#### What the task requires:
Images must not appear in your copy; reproduce every other part of the records exactly.

## begin

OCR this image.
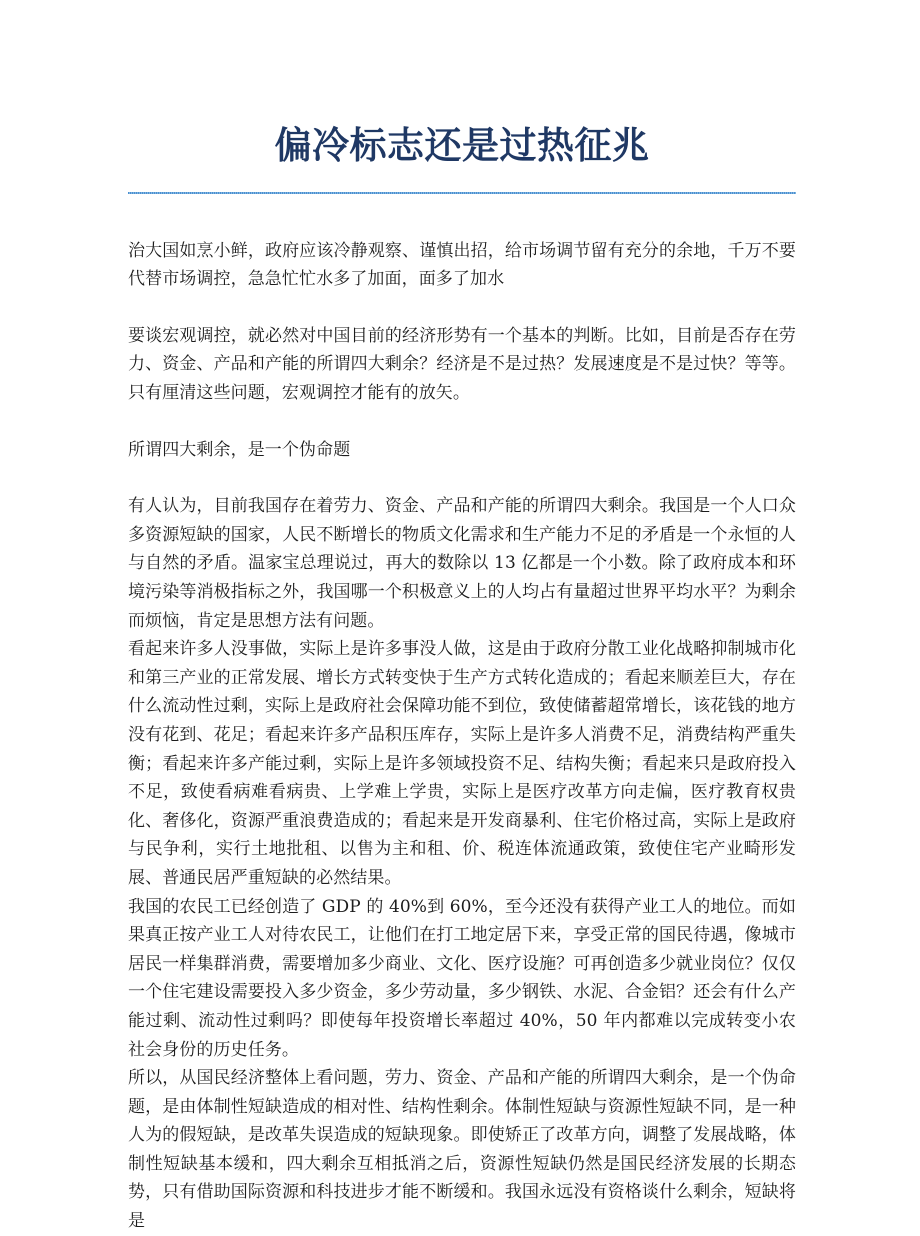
偏冷标志还是过热征兆

治大国如烹小鲜，政府应该冷静观察、谨慎出招，给市场调节留有充分的余地，千万不要代替市场调控，急急忙忙水多了加面，面多了加水

要谈宏观调控，就必然对中国目前的经济形势有一个基本的判断。比如，目前是否存在劳力、资金、产品和产能的所谓四大剩余？经济是不是过热？发展速度是不是过快？等等。只有厘清这些问题，宏观调控才能有的放矢。

所谓四大剩余，是一个伪命题

有人认为，目前我国存在着劳力、资金、产品和产能的所谓四大剩余。我国是一个人口众多资源短缺的国家，人民不断增长的物质文化需求和生产能力不足的矛盾是一个永恒的人与自然的矛盾。温家宝总理说过，再大的数除以 13 亿都是一个小数。除了政府成本和环境污染等消极指标之外，我国哪一个积极意义上的人均占有量超过世界平均水平？为剩余而烦恼，肯定是思想方法有问题。

看起来许多人没事做，实际上是许多事没人做，这是由于政府分散工业化战略抑制城市化和第三产业的正常发展、增长方式转变快于生产方式转化造成的；看起来顺差巨大，存在什么流动性过剩，实际上是政府社会保障功能不到位，致使储蓄超常增长，该花钱的地方没有花到、花足；看起来许多产品积压库存，实际上是许多人消费不足，消费结构严重失衡；看起来许多产能过剩，实际上是许多领域投资不足、结构失衡；看起来只是政府投入不足，致使看病难看病贵、上学难上学贵，实际上是医疗改革方向走偏，医疗教育权贵化、奢侈化，资源严重浪费造成的；看起来是开发商暴利、住宅价格过高，实际上是政府与民争利，实行土地批租、以售为主和租、价、税连体流通政策，致使住宅产业畸形发展、普通民居严重短缺的必然结果。

我国的农民工已经创造了 GDP 的 40%到 60%，至今还没有获得产业工人的地位。而如果真正按产业工人对待农民工，让他们在打工地定居下来，享受正常的国民待遇，像城市居民一样集群消费，需要增加多少商业、文化、医疗设施？可再创造多少就业岗位？仅仅一个住宅建设需要投入多少资金，多少劳动量，多少钢铁、水泥、合金铝？还会有什么产能过剩、流动性过剩吗？即使每年投资增长率超过 40%，50 年内都难以完成转变小农社会身份的历史任务。

所以，从国民经济整体上看问题，劳力、资金、产品和产能的所谓四大剩余，是一个伪命题，是由体制性短缺造成的相对性、结构性剩余。体制性短缺与资源性短缺不同，是一种人为的假短缺，是改革失误造成的短缺现象。即使矫正了改革方向，调整了发展战略，体制性短缺基本缓和，四大剩余互相抵消之后，资源性短缺仍然是国民经济发展的长期态势，只有借助国际资源和科技进步才能不断缓和。我国永远没有资格谈什么剩余，短缺将是
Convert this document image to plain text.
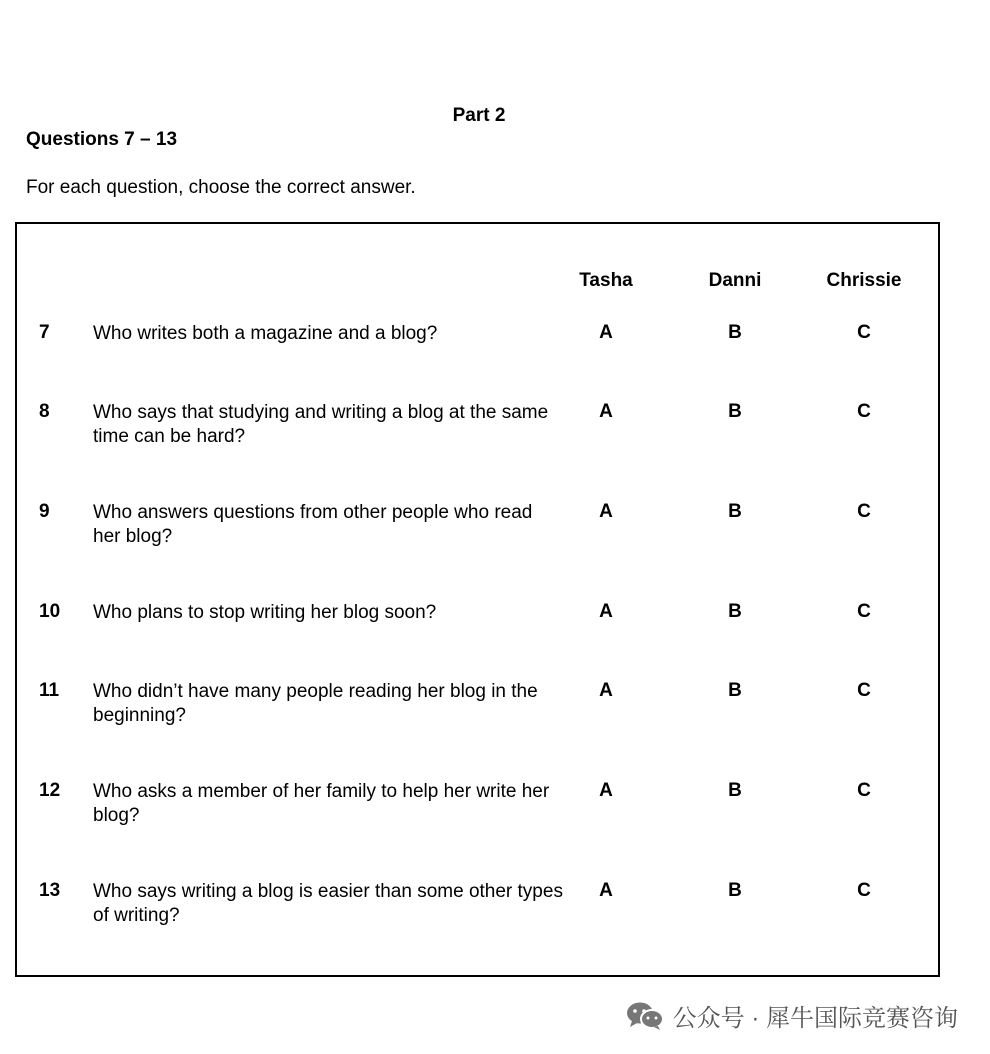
Part 2
Questions 7 – 13
For each question, choose the correct answer.
Tasha	Danni	Chrissie
7 Who writes both a magazine and a blog?	A	B	C
8 Who says that studying and writing a blog at the same time can be hard?
A	B	C
9 Who answers questions from other people who read her blog?
A	B	C
10 Who plans to stop writing her blog soon?	A	B	C
11 Who didn’t have many people reading her blog in the beginning?
A	B	C
12 Who asks a member of her family to help her write her blog?
A	B	C
13 Who says writing a blog is easier than some other types of writing?
A	B	C
公众号 · 犀牛国际竞赛咨询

## end

#### Written response:
OCR this image.
偏冷标志还是过热征兆

治大国如烹小鲜，政府应该冷静观察、谨慎出招，给市场调节留有充分的余地，千万不要代替市场调控，急急忙忙水多了加面，面多了加水

要谈宏观调控，就必然对中国目前的经济形势有一个基本的判断。比如，目前是否存在劳力、资金、产品和产能的所谓四大剩余？经济是不是过热？发展速度是不是过快？等等。只有厘清这些问题，宏观调控才能有的放矢。

所谓四大剩余，是一个伪命题

有人认为，目前我国存在着劳力、资金、产品和产能的所谓四大剩余。我国是一个人口众多资源短缺的国家，人民不断增长的物质文化需求和生产能力不足的矛盾是一个永恒的人与自然的矛盾。温家宝总理说过，再大的数除以 13 亿都是一个小数。除了政府成本和环境污染等消极指标之外，我国哪一个积极意义上的人均占有量超过世界平均水平？为剩余而烦恼，肯定是思想方法有问题。

看起来许多人没事做，实际上是许多事没人做，这是由于政府分散工业化战略抑制城市化和第三产业的正常发展、增长方式转变快于生产方式转化造成的；看起来顺差巨大，存在什么流动性过剩，实际上是政府社会保障功能不到位，致使储蓄超常增长，该花钱的地方没有花到、花足；看起来许多产品积压库存，实际上是许多人消费不足，消费结构严重失衡；看起来许多产能过剩，实际上是许多领域投资不足、结构失衡；看起来只是政府投入不足，致使看病难看病贵、上学难上学贵，实际上是医疗改革方向走偏，医疗教育权贵化、奢侈化，资源严重浪费造成的；看起来是开发商暴利、住宅价格过高，实际上是政府与民争利，实行土地批租、以售为主和租、价、税连体流通政策，致使住宅产业畸形发展、普通民居严重短缺的必然结果。

我国的农民工已经创造了 GDP 的 40%到 60%，至今还没有获得产业工人的地位。而如果真正按产业工人对待农民工，让他们在打工地定居下来，享受正常的国民待遇，像城市居民一样集群消费，需要增加多少商业、文化、医疗设施？可再创造多少就业岗位？仅仅一个住宅建设需要投入多少资金，多少劳动量，多少钢铁、水泥、合金铝？还会有什么产能过剩、流动性过剩吗？即使每年投资增长率超过 40%，50 年内都难以完成转变小农社会身份的历史任务。

所以，从国民经济整体上看问题，劳力、资金、产品和产能的所谓四大剩余，是一个伪命题，是由体制性短缺造成的相对性、结构性剩余。体制性短缺与资源性短缺不同，是一种人为的假短缺，是改革失误造成的短缺现象。即使矫正了改革方向，调整了发展战略，体制性短缺基本缓和，四大剩余互相抵消之后，资源性短缺仍然是国民经济发展的长期态势，只有借助国际资源和科技进步才能不断缓和。我国永远没有资格谈什么剩余，短缺将是
Convert this document image to plain text.
Part 2
Questions 7 – 13
For each question, choose the correct answer.
Tasha	Danni	Chrissie
7 Who writes both a magazine and a blog?	A	B	C
8 Who says that studying and writing a blog at the same time can be hard?
A	B	C
9 Who answers questions from other people who read her blog?
A	B	C
10 Who plans to stop writing her blog soon?	A	B	C
11 Who didn’t have many people reading her blog in the beginning?
A	B	C
12 Who asks a member of her family to help her write her blog?
A	B	C
13 Who says writing a blog is easier than some other types of writing?
A	B	C
公众号 · 犀牛国际竞赛咨询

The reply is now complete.